** Given instruction **
Reproduce all entries verbatim, with nothing added or dropped.
>> BEGIN
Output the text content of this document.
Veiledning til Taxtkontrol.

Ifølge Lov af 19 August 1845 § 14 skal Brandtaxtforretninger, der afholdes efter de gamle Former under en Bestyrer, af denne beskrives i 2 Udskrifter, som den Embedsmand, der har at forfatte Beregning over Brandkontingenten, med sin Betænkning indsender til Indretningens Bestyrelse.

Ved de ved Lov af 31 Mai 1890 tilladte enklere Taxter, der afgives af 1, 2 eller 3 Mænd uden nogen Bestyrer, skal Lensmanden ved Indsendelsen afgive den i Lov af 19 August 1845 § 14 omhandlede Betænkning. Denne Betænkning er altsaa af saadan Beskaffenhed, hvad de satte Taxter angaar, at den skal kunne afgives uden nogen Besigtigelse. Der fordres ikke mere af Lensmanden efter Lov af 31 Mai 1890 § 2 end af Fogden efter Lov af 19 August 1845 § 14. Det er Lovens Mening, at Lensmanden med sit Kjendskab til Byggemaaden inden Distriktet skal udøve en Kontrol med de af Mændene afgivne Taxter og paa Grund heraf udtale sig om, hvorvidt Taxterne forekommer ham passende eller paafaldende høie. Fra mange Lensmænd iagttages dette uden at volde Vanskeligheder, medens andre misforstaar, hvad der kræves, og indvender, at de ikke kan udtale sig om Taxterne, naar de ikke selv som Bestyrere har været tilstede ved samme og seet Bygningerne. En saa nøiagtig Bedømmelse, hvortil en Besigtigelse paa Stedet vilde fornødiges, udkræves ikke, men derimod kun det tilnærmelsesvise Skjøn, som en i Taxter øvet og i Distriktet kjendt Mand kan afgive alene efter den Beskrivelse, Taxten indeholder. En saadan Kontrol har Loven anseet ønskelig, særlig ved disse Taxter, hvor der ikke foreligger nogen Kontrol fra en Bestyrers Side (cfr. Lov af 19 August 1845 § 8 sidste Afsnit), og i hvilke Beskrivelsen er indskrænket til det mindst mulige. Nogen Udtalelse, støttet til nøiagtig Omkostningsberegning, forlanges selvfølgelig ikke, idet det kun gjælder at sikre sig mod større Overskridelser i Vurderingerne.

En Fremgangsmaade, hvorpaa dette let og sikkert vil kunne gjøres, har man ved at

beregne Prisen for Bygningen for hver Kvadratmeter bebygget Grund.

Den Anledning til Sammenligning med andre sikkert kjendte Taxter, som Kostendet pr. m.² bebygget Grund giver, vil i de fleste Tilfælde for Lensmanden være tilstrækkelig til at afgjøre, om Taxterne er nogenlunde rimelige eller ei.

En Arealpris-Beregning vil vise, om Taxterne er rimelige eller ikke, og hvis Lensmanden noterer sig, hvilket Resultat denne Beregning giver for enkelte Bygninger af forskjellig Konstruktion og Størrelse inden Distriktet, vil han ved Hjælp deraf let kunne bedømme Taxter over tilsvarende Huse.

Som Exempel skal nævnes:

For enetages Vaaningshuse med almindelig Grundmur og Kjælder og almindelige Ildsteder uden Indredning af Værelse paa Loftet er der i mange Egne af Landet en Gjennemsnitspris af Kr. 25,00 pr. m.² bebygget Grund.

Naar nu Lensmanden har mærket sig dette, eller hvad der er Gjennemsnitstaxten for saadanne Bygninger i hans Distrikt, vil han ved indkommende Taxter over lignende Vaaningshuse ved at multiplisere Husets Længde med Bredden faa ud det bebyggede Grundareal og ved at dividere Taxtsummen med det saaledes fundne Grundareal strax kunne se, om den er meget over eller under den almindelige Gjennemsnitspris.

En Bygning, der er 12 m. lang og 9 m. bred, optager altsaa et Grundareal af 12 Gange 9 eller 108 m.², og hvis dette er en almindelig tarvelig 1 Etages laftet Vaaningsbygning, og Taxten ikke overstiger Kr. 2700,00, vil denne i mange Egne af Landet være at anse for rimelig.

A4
>> END
** Output of the task **
Output the text content of this document.
Veiledning til Taxtkontrol.

Ifølge Lov af 19 August 1845 § 14 skal Brandtaxtforretninger, der afholdes efter de gamle Former under en Bestyrer, af denne beskrives i 2 Udskrifter, som den Embedsmand, der har at forfatte Beregning over Brandkontingenten, med sin Betænkning indsender til Indretningens Bestyrelse.

Ved de ved Lov af 31 Mai 1890 tilladte enklere Taxter, der afgives af 1, 2 eller 3 Mænd uden nogen Bestyrer, skal Lensmanden ved Indsendelsen afgive den i Lov af 19 August 1845 § 14 omhandlede Betænkning. Denne Betænkning er altsaa af saadan Beskaffenhed, hvad de satte Taxter angaar, at den skal kunne afgives uden nogen Besigtigelse. Der fordres ikke mere af Lensmanden efter Lov af 31 Mai 1890 § 2 end af Fogden efter Lov af 19 August 1845 § 14. Det er Lovens Mening, at Lensmanden med sit Kjendskab til Byggemaaden inden Distriktet skal udøve en Kontrol med de af Mændene afgivne Taxter og paa Grund heraf udtale sig om, hvorvidt Taxterne forekommer ham passende eller paafaldende høie. Fra mange Lensmænd iagttages dette uden at volde Vanskeligheder, medens andre misforstaar, hvad der kræves, og indvender, at de ikke kan udtale sig om Taxterne, naar de ikke selv som Bestyrere har været tilstede ved samme og seet Bygningerne. En saa nøiagtig Bedømmelse, hvortil en Besigtigelse paa Stedet vilde fornødiges, udkræves ikke, men derimod kun det tilnærmelsesvise Skjøn, som en i Taxter øvet og i Distriktet kjendt Mand kan afgive alene efter den Beskrivelse, Taxten indeholder. En saadan Kontrol har Loven anseet ønskelig, særlig ved disse Taxter, hvor der ikke foreligger nogen Kontrol fra en Bestyrers Side (cfr. Lov af 19 August 1845 § 8 sidste Afsnit), og i hvilke Beskrivelsen er indskrænket til det mindst mulige. Nogen Udtalelse, støttet til nøiagtig Omkostningsberegning, forlanges selvfølgelig ikke, idet det kun gjælder at sikre sig mod større Overskridelser i Vurderingerne.

En Fremgangsmaade, hvorpaa dette let og sikkert vil kunne gjøres, har man ved at

beregne Prisen for Bygningen for hver Kvadratmeter bebygget Grund.

Den Anledning til Sammenligning med andre sikkert kjendte Taxter, som Kostendet pr. m.² bebygget Grund giver, vil i de fleste Tilfælde for Lensmanden være tilstrækkelig til at afgjøre, om Taxterne er nogenlunde rimelige eller ei.

En Arealpris-Beregning vil vise, om Taxterne er rimelige eller ikke, og hvis Lensmanden noterer sig, hvilket Resultat denne Beregning giver for enkelte Bygninger af forskjellig Konstruktion og Størrelse inden Distriktet, vil han ved Hjælp deraf let kunne bedømme Taxter over tilsvarende Huse.

Som Exempel skal nævnes:

For enetages Vaaningshuse med almindelig Grundmur og Kjælder og almindelige Ildsteder uden Indredning af Værelse paa Loftet er der i mange Egne af Landet en Gjennemsnitspris af Kr. 25,00 pr. m.² bebygget Grund.

Naar nu Lensmanden har mærket sig dette, eller hvad der er Gjennemsnitstaxten for saadanne Bygninger i hans Distrikt, vil han ved indkommende Taxter over lignende Vaaningshuse ved at multiplisere Husets Længde med Bredden faa ud det bebyggede Grundareal og ved at dividere Taxtsummen med det saaledes fundne Grundareal strax kunne se, om den er meget over eller under den almindelige Gjennemsnitspris.

En Bygning, der er 12 m. lang og 9 m. bred, optager altsaa et Grundareal af 12 Gange 9 eller 108 m.², og hvis dette er en almindelig tarvelig 1 Etages laftet Vaaningsbygning, og Taxten ikke overstiger Kr. 2700,00, vil denne i mange Egne af Landet være at anse for rimelig.

A4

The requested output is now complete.